— Start Stored records —
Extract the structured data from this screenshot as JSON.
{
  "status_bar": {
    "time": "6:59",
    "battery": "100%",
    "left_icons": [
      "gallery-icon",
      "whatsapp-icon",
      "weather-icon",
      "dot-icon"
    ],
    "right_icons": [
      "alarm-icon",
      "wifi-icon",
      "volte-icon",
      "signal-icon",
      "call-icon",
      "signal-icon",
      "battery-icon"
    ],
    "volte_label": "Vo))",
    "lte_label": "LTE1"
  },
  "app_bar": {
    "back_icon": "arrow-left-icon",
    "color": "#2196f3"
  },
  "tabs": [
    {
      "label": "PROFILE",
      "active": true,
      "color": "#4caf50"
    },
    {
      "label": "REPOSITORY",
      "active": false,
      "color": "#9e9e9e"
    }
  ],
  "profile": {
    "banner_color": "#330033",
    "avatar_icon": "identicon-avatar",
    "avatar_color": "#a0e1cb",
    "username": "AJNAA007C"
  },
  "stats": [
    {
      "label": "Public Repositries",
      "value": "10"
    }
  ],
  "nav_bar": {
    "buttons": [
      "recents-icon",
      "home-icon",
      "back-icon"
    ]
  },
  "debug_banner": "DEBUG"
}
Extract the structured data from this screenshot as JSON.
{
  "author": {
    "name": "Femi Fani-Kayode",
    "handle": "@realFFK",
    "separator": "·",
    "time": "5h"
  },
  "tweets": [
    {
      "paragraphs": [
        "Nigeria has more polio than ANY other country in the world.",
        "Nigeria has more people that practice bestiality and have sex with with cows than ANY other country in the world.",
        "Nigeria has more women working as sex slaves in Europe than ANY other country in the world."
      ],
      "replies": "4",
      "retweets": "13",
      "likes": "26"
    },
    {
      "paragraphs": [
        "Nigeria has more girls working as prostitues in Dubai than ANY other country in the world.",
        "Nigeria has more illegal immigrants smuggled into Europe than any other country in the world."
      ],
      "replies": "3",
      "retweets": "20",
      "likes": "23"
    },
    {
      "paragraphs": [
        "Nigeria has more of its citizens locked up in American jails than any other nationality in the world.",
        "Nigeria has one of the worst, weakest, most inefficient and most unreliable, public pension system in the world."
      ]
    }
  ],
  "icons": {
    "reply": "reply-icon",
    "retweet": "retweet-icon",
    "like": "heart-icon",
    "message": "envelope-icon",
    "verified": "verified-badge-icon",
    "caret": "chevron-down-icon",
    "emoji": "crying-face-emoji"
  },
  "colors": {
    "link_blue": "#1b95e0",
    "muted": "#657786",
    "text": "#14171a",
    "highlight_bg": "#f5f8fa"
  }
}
— End Stored records —
— Stated problem —
Quote each line of the data above exactly as written.

— Final result —
Extract the structured data from this screenshot as JSON.
{
  "status_bar": {
    "time": "6:59",
    "battery": "100%",
    "left_icons": [
      "gallery-icon",
      "whatsapp-icon",
      "weather-icon",
      "dot-icon"
    ],
    "right_icons": [
      "alarm-icon",
      "wifi-icon",
      "volte-icon",
      "signal-icon",
      "call-icon",
      "signal-icon",
      "battery-icon"
    ],
    "volte_label": "Vo))",
    "lte_label": "LTE1"
  },
  "app_bar": {
    "back_icon": "arrow-left-icon",
    "color": "#2196f3"
  },
  "tabs": [
    {
      "label": "PROFILE",
      "active": true,
      "color": "#4caf50"
    },
    {
      "label": "REPOSITORY",
      "active": false,
      "color": "#9e9e9e"
    }
  ],
  "profile": {
    "banner_color": "#330033",
    "avatar_icon": "identicon-avatar",
    "avatar_color": "#a0e1cb",
    "username": "AJNAA007C"
  },
  "stats": [
    {
      "label": "Public Repositries",
      "value": "10"
    }
  ],
  "nav_bar": {
    "buttons": [
      "recents-icon",
      "home-icon",
      "back-icon"
    ]
  },
  "debug_banner": "DEBUG"
}
Extract the structured data from this screenshot as JSON.
{
  "author": {
    "name": "Femi Fani-Kayode",
    "handle": "@realFFK",
    "separator": "·",
    "time": "5h"
  },
  "tweets": [
    {
      "paragraphs": [
        "Nigeria has more polio than ANY other country in the world.",
        "Nigeria has more people that practice bestiality and have sex with with cows than ANY other country in the world.",
        "Nigeria has more women working as sex slaves in Europe than ANY other country in the world."
      ],
      "replies": "4",
      "retweets": "13",
      "likes": "26"
    },
    {
      "paragraphs": [
        "Nigeria has more girls working as prostitues in Dubai than ANY other country in the world.",
        "Nigeria has more illegal immigrants smuggled into Europe than any other country in the world."
      ],
      "replies": "3",
      "retweets": "20",
      "likes": "23"
    },
    {
      "paragraphs": [
        "Nigeria has more of its citizens locked up in American jails than any other nationality in the world.",
        "Nigeria has one of the worst, weakest, most inefficient and most unreliable, public pension system in the world."
      ]
    }
  ],
  "icons": {
    "reply": "reply-icon",
    "retweet": "retweet-icon",
    "like": "heart-icon",
    "message": "envelope-icon",
    "verified": "verified-badge-icon",
    "caret": "chevron-down-icon",
    "emoji": "crying-face-emoji"
  },
  "colors": {
    "link_blue": "#1b95e0",
    "muted": "#657786",
    "text": "#14171a",
    "highlight_bg": "#f5f8fa"
  }
}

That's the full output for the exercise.